### What is needed
Give back, unchanged, each line from the one containing "Parse this screenshot: output" through the last line of the entries below.

### Stored data
******
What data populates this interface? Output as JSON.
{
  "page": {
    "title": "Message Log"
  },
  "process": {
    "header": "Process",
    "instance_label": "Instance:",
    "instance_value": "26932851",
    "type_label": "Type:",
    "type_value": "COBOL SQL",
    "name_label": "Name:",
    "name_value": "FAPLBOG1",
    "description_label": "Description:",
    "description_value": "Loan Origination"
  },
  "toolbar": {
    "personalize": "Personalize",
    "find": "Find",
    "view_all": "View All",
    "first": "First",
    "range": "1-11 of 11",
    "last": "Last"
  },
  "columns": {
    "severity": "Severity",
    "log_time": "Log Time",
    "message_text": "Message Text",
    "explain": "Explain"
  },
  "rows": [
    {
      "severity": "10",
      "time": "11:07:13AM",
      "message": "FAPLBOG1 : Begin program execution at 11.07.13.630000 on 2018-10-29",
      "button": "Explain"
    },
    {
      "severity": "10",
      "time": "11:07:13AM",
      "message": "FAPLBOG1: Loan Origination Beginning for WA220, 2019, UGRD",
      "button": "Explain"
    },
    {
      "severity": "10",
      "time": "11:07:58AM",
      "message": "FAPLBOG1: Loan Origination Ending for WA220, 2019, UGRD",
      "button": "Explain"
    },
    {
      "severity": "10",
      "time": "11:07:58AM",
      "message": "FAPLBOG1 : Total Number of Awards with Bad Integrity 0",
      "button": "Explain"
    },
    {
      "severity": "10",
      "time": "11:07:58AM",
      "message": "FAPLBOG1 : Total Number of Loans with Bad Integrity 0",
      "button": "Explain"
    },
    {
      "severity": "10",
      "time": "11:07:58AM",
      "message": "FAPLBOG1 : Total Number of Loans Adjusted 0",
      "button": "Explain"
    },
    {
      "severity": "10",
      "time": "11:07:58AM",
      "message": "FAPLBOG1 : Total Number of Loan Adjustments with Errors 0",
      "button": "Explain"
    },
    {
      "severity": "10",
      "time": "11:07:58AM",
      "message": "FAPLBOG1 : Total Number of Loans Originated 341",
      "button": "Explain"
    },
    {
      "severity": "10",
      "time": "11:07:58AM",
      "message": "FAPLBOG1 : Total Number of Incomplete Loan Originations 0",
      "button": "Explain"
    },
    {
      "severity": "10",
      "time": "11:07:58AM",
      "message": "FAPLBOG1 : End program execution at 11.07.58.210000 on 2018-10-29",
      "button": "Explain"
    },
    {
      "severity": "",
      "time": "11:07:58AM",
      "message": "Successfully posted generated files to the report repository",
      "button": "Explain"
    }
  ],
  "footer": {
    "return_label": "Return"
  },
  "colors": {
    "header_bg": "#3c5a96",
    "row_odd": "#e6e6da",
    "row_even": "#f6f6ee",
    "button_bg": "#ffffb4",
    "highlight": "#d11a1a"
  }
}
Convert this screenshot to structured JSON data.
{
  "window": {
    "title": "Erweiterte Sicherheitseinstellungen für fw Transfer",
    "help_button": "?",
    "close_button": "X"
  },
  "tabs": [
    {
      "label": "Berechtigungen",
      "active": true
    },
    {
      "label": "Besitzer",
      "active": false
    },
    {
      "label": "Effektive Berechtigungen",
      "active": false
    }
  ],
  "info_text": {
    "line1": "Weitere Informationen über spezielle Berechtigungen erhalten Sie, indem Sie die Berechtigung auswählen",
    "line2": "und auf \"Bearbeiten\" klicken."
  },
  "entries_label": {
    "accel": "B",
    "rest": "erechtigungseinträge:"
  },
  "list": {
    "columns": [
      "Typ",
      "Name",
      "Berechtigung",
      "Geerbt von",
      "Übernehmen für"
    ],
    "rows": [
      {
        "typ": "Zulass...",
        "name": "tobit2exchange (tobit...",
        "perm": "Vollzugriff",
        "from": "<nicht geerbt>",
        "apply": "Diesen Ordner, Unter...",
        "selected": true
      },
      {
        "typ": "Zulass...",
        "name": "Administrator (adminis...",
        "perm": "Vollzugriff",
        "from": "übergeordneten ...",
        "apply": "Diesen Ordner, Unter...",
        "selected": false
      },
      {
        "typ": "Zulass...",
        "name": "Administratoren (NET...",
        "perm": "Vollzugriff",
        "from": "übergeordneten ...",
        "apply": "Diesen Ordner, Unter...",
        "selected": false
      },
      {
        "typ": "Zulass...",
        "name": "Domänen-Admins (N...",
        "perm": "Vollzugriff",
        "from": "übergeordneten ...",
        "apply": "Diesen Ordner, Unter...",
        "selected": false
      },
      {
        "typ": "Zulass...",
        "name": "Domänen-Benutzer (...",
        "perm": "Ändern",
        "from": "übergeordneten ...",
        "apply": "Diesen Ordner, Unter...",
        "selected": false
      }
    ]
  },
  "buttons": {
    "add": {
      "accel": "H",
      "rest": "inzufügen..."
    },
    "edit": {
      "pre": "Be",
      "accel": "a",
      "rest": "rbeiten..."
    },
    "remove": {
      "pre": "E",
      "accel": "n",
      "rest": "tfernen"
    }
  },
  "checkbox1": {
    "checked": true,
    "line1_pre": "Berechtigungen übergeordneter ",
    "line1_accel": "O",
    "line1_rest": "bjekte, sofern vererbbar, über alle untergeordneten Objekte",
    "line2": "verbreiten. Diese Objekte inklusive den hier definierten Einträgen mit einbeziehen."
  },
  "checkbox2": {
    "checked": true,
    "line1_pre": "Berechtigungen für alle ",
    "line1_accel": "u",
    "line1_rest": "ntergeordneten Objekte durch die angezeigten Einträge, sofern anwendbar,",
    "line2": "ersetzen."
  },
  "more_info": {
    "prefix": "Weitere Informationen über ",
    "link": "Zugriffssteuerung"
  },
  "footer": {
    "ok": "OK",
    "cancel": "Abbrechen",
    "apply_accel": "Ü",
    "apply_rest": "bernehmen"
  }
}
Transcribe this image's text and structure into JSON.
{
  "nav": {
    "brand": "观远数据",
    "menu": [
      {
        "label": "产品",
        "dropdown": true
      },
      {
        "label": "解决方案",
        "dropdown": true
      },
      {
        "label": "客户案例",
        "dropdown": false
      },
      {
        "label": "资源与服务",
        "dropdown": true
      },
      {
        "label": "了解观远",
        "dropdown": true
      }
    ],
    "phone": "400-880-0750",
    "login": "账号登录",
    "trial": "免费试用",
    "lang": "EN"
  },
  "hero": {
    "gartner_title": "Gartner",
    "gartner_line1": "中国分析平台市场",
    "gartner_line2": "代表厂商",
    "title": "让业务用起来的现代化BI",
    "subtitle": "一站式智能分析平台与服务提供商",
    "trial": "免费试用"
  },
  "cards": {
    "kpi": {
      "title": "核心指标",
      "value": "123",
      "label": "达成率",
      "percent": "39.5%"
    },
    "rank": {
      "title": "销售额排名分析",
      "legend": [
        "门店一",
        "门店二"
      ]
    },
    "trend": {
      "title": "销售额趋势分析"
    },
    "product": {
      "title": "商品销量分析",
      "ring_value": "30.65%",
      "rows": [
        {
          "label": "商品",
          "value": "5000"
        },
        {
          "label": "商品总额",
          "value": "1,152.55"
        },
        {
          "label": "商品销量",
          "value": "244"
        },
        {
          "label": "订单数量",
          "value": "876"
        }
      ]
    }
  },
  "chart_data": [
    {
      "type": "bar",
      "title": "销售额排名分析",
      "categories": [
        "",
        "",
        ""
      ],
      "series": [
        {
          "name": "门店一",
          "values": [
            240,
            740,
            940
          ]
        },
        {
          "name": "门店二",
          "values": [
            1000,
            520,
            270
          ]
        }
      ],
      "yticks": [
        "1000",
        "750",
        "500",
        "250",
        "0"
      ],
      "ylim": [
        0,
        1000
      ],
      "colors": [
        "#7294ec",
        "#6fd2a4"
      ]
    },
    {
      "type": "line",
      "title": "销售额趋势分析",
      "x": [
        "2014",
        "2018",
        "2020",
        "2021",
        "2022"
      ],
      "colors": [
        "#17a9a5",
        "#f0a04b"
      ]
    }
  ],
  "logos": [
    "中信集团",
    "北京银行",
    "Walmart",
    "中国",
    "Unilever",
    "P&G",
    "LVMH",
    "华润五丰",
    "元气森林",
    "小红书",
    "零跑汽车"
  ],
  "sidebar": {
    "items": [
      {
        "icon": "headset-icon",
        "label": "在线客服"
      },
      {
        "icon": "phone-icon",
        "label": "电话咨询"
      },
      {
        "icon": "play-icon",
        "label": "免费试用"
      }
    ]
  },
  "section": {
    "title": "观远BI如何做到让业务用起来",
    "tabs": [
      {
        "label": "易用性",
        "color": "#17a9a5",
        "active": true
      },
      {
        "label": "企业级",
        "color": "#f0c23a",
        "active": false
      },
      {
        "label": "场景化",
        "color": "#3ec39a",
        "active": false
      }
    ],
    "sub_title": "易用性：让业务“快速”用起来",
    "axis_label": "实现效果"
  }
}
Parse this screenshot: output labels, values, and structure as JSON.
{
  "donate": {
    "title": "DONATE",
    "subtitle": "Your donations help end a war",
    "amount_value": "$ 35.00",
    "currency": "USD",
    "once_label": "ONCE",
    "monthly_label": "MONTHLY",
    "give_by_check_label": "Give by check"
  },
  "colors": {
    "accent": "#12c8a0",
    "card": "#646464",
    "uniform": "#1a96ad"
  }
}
******
### Exercise response
Parse this screenshot: output labels, values, and structure as JSON.
{
  "donate": {
    "title": "DONATE",
    "subtitle": "Your donations help end a war",
    "amount_value": "$ 35.00",
    "currency": "USD",
    "once_label": "ONCE",
    "monthly_label": "MONTHLY",
    "give_by_check_label": "Give by check"
  },
  "colors": {
    "accent": "#12c8a0",
    "card": "#646464",
    "uniform": "#1a96ad"
  }
}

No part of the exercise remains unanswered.